Filter the data for lines with the word "alkoholu", then copy every line so identified.

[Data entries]
━━━━━━

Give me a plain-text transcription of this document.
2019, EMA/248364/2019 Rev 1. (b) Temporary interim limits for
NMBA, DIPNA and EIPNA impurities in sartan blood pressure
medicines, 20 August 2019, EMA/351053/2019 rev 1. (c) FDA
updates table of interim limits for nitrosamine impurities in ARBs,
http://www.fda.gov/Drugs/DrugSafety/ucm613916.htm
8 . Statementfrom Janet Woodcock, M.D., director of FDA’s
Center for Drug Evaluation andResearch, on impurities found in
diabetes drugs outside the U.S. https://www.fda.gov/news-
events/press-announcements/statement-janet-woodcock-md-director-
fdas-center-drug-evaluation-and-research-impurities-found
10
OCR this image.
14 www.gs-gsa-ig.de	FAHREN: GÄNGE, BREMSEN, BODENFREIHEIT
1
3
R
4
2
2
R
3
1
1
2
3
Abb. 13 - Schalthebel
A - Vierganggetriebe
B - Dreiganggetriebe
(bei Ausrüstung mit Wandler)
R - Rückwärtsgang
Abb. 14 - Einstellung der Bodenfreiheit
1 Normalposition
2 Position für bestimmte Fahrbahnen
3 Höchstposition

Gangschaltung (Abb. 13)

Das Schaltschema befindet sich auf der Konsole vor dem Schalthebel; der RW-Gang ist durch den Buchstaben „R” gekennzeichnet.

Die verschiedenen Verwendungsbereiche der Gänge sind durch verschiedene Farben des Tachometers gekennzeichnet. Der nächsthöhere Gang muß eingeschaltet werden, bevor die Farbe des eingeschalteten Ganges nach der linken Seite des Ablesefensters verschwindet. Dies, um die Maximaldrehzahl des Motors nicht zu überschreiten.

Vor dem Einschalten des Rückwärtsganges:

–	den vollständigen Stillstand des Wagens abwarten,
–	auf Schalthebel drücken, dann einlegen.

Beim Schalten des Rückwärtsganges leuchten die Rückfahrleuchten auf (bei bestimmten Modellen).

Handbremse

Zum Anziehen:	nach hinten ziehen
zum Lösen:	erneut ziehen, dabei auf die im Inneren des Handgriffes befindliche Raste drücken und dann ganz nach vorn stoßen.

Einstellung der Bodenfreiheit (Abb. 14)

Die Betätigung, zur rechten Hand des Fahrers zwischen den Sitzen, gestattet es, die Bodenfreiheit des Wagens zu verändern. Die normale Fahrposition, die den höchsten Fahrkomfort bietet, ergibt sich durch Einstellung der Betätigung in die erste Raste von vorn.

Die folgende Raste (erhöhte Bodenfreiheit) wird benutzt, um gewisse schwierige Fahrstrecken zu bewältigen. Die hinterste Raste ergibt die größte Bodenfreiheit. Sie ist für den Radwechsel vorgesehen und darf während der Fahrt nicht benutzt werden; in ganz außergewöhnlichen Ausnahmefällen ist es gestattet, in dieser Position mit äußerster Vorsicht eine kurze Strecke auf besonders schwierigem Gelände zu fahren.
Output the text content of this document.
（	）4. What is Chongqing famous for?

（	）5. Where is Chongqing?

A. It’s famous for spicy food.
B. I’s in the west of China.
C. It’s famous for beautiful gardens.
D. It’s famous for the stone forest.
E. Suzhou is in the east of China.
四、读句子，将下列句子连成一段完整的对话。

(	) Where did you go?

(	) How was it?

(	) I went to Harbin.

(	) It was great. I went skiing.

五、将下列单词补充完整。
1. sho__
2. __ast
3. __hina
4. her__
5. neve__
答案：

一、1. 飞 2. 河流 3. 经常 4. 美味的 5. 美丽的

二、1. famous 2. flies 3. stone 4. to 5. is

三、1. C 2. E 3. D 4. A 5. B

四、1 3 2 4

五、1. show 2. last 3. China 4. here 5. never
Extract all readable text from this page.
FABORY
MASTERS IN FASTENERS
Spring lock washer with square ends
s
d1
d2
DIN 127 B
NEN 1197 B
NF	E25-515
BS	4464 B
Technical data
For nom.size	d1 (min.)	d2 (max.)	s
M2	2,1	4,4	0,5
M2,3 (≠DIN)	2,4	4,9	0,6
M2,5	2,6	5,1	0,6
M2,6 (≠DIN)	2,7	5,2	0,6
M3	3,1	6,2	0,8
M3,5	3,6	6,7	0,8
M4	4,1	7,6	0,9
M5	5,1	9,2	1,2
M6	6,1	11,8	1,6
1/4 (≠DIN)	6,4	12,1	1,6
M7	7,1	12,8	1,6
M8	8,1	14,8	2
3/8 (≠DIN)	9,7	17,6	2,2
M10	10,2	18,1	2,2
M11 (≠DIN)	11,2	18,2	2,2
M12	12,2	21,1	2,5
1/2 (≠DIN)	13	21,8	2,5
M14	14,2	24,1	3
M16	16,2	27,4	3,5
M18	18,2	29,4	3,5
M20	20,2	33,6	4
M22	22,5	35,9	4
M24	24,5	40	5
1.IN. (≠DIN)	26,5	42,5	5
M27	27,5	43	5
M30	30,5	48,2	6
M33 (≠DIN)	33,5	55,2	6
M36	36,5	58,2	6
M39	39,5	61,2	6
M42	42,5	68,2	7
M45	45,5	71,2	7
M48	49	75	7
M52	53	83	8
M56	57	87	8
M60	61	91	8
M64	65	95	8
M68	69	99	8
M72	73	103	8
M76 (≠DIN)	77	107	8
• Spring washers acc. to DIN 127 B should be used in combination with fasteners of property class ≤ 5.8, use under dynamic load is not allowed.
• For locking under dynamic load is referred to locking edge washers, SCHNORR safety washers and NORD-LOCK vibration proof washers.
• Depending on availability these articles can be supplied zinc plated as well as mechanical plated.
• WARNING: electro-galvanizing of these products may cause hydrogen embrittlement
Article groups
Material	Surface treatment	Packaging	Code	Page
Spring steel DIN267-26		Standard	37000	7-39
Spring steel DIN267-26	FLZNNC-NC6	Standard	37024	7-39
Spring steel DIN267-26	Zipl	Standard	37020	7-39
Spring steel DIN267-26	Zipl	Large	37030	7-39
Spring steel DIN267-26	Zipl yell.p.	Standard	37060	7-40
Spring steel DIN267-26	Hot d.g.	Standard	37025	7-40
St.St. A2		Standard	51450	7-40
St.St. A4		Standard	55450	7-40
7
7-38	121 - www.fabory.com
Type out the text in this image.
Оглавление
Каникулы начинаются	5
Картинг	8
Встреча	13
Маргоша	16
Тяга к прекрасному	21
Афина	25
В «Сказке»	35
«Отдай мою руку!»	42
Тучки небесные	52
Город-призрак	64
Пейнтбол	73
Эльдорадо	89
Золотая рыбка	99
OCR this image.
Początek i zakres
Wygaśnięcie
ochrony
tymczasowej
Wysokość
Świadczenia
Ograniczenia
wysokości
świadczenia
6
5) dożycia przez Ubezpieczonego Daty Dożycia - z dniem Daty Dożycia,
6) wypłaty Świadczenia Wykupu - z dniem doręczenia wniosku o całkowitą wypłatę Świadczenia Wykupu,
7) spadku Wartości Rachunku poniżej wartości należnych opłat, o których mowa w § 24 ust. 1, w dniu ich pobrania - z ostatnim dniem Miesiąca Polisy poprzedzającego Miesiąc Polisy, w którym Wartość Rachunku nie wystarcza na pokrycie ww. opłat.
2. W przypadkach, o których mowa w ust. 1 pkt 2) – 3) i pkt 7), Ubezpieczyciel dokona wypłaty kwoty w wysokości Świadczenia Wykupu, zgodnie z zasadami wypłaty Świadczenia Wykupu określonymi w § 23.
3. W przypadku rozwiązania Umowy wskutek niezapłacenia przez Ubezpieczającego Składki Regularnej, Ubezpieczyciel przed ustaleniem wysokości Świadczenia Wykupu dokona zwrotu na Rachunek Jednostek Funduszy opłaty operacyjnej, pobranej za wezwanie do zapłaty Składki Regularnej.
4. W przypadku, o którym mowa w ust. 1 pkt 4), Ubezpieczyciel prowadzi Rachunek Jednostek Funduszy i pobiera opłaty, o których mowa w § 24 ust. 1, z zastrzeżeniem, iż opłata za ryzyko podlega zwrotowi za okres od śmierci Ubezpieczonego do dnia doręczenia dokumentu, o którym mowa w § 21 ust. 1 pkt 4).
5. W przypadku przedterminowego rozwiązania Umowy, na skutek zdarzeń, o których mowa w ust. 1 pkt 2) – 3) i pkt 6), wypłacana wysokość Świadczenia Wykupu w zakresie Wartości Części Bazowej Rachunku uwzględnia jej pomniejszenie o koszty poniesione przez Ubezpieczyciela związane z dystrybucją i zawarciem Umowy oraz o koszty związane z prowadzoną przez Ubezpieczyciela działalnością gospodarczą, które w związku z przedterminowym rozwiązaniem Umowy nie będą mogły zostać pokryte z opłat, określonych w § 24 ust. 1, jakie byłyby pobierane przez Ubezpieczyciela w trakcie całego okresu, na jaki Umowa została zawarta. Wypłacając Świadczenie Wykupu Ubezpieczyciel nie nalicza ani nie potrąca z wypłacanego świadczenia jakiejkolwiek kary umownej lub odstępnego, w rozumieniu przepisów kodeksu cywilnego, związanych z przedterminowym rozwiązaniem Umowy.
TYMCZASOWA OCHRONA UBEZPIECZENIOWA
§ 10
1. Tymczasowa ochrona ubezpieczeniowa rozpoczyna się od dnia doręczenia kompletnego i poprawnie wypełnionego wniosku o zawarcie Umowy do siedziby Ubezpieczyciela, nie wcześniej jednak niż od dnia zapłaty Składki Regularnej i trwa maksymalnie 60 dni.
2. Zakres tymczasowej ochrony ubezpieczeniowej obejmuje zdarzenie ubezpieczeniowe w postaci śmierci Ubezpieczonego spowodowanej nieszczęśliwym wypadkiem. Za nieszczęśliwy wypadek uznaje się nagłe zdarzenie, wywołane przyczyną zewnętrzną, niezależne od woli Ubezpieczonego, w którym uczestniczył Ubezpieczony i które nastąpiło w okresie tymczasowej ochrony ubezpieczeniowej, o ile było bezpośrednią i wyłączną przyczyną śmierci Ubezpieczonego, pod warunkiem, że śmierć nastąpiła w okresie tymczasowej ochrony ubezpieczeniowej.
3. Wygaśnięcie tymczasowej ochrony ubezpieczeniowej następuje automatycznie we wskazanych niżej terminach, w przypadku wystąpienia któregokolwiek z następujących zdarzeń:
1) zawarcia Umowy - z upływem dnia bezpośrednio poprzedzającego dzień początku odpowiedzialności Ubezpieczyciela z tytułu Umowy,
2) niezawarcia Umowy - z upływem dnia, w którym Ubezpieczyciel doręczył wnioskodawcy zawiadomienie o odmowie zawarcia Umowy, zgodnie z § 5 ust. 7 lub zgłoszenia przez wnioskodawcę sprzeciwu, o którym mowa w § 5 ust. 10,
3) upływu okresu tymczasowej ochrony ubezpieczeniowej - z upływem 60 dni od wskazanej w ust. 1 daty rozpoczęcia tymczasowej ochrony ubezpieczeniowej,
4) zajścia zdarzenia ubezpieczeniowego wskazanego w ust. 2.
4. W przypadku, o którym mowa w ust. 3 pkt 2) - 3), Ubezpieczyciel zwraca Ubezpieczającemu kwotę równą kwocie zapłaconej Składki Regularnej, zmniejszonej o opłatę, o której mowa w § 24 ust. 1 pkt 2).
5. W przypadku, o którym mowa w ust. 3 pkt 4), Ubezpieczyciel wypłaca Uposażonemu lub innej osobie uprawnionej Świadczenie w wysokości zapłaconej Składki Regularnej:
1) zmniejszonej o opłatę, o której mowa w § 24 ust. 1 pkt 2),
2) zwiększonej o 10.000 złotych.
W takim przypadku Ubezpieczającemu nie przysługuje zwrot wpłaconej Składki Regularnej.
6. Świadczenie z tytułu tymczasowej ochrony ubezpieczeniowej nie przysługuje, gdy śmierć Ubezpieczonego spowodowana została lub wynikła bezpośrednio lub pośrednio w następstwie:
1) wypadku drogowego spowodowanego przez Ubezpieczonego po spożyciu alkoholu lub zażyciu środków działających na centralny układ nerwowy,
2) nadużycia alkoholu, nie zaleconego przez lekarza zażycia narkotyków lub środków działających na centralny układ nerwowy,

━━━━━━

Answer to this exercise:
1) wypadku drogowego spowodowanego przez Ubezpieczonego po spożyciu alkoholu lub zażyciu środków działających na centralny układ nerwowy,
2) nadużycia alkoholu, nie zaleconego przez lekarza zażycia narkotyków lub środków działających na centralny układ nerwowy,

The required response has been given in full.